THE REQUEST: Write down each entry again, exactly as it reads.

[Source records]
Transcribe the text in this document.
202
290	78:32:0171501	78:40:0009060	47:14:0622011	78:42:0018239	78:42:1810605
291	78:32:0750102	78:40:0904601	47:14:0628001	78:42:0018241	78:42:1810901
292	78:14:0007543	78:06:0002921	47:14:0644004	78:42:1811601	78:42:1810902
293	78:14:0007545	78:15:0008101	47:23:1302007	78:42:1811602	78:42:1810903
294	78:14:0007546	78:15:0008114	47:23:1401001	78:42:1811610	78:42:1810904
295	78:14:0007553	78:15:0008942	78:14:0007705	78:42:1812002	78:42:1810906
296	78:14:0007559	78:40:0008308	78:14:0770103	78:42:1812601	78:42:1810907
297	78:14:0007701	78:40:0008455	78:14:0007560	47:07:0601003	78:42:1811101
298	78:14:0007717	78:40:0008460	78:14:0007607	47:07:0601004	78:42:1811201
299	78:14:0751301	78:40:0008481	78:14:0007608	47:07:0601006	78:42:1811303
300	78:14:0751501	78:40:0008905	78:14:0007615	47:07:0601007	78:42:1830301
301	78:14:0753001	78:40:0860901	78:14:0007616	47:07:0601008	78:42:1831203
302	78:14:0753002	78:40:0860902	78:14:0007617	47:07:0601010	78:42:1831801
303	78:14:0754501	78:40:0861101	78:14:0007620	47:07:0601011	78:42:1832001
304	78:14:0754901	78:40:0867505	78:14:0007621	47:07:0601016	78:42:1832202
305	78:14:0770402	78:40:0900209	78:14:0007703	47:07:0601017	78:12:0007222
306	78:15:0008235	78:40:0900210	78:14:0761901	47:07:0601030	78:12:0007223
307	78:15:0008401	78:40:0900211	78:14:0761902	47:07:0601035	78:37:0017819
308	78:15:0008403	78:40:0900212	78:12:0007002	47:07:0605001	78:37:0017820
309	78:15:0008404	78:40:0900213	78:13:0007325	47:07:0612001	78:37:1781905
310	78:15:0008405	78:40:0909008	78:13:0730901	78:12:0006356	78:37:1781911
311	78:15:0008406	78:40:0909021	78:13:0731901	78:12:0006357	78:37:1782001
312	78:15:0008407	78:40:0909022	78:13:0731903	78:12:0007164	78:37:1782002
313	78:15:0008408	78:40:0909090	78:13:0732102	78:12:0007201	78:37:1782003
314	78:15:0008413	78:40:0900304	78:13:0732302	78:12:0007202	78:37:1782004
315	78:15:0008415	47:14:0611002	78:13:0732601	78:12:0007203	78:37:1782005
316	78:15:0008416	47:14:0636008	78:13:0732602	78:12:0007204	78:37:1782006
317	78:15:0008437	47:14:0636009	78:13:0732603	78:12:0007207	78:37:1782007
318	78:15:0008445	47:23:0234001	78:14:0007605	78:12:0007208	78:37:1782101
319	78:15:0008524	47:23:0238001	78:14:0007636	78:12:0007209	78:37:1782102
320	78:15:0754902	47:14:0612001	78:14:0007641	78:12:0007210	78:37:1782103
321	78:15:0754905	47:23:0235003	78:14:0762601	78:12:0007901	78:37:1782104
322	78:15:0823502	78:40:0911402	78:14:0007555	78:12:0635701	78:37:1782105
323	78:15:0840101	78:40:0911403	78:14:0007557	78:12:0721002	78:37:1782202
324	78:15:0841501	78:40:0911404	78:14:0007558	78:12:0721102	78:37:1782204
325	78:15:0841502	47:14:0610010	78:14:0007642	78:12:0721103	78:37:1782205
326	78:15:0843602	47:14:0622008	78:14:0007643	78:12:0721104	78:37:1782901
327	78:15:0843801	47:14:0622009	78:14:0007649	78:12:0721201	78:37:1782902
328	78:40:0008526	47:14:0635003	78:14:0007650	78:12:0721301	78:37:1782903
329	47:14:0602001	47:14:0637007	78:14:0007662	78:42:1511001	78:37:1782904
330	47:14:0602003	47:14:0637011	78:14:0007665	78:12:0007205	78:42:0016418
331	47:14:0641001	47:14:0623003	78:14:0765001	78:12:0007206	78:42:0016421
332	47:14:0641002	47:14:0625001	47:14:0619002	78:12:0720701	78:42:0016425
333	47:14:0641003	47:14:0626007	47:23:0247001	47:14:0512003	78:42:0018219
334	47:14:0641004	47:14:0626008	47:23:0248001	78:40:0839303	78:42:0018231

RESULT OF THIS EXERCISE:
Transcribe the text in this document.
202
290	78:32:0171501	78:40:0009060	47:14:0622011	78:42:0018239	78:42:1810605
291	78:32:0750102	78:40:0904601	47:14:0628001	78:42:0018241	78:42:1810901
292	78:14:0007543	78:06:0002921	47:14:0644004	78:42:1811601	78:42:1810902
293	78:14:0007545	78:15:0008101	47:23:1302007	78:42:1811602	78:42:1810903
294	78:14:0007546	78:15:0008114	47:23:1401001	78:42:1811610	78:42:1810904
295	78:14:0007553	78:15:0008942	78:14:0007705	78:42:1812002	78:42:1810906
296	78:14:0007559	78:40:0008308	78:14:0770103	78:42:1812601	78:42:1810907
297	78:14:0007701	78:40:0008455	78:14:0007560	47:07:0601003	78:42:1811101
298	78:14:0007717	78:40:0008460	78:14:0007607	47:07:0601004	78:42:1811201
299	78:14:0751301	78:40:0008481	78:14:0007608	47:07:0601006	78:42:1811303
300	78:14:0751501	78:40:0008905	78:14:0007615	47:07:0601007	78:42:1830301
301	78:14:0753001	78:40:0860901	78:14:0007616	47:07:0601008	78:42:1831203
302	78:14:0753002	78:40:0860902	78:14:0007617	47:07:0601010	78:42:1831801
303	78:14:0754501	78:40:0861101	78:14:0007620	47:07:0601011	78:42:1832001
304	78:14:0754901	78:40:0867505	78:14:0007621	47:07:0601016	78:42:1832202
305	78:14:0770402	78:40:0900209	78:14:0007703	47:07:0601017	78:12:0007222
306	78:15:0008235	78:40:0900210	78:14:0761901	47:07:0601030	78:12:0007223
307	78:15:0008401	78:40:0900211	78:14:0761902	47:07:0601035	78:37:0017819
308	78:15:0008403	78:40:0900212	78:12:0007002	47:07:0605001	78:37:0017820
309	78:15:0008404	78:40:0900213	78:13:0007325	47:07:0612001	78:37:1781905
310	78:15:0008405	78:40:0909008	78:13:0730901	78:12:0006356	78:37:1781911
311	78:15:0008406	78:40:0909021	78:13:0731901	78:12:0006357	78:37:1782001
312	78:15:0008407	78:40:0909022	78:13:0731903	78:12:0007164	78:37:1782002
313	78:15:0008408	78:40:0909090	78:13:0732102	78:12:0007201	78:37:1782003
314	78:15:0008413	78:40:0900304	78:13:0732302	78:12:0007202	78:37:1782004
315	78:15:0008415	47:14:0611002	78:13:0732601	78:12:0007203	78:37:1782005
316	78:15:0008416	47:14:0636008	78:13:0732602	78:12:0007204	78:37:1782006
317	78:15:0008437	47:14:0636009	78:13:0732603	78:12:0007207	78:37:1782007
318	78:15:0008445	47:23:0234001	78:14:0007605	78:12:0007208	78:37:1782101
319	78:15:0008524	47:23:0238001	78:14:0007636	78:12:0007209	78:37:1782102
320	78:15:0754902	47:14:0612001	78:14:0007641	78:12:0007210	78:37:1782103
321	78:15:0754905	47:23:0235003	78:14:0762601	78:12:0007901	78:37:1782104
322	78:15:0823502	78:40:0911402	78:14:0007555	78:12:0635701	78:37:1782105
323	78:15:0840101	78:40:0911403	78:14:0007557	78:12:0721002	78:37:1782202
324	78:15:0841501	78:40:0911404	78:14:0007558	78:12:0721102	78:37:1782204
325	78:15:0841502	47:14:0610010	78:14:0007642	78:12:0721103	78:37:1782205
326	78:15:0843602	47:14:0622008	78:14:0007643	78:12:0721104	78:37:1782901
327	78:15:0843801	47:14:0622009	78:14:0007649	78:12:0721201	78:37:1782902
328	78:40:0008526	47:14:0635003	78:14:0007650	78:12:0721301	78:37:1782903
329	47:14:0602001	47:14:0637007	78:14:0007662	78:42:1511001	78:37:1782904
330	47:14:0602003	47:14:0637011	78:14:0007665	78:12:0007205	78:42:0016418
331	47:14:0641001	47:14:0623003	78:14:0765001	78:12:0007206	78:42:0016421
332	47:14:0641002	47:14:0625001	47:14:0619002	78:12:0720701	78:42:0016425
333	47:14:0641003	47:14:0626007	47:23:0247001	47:14:0512003	78:42:0018219
334	47:14:0641004	47:14:0626008	47:23:0248001	78:40:0839303	78:42:0018231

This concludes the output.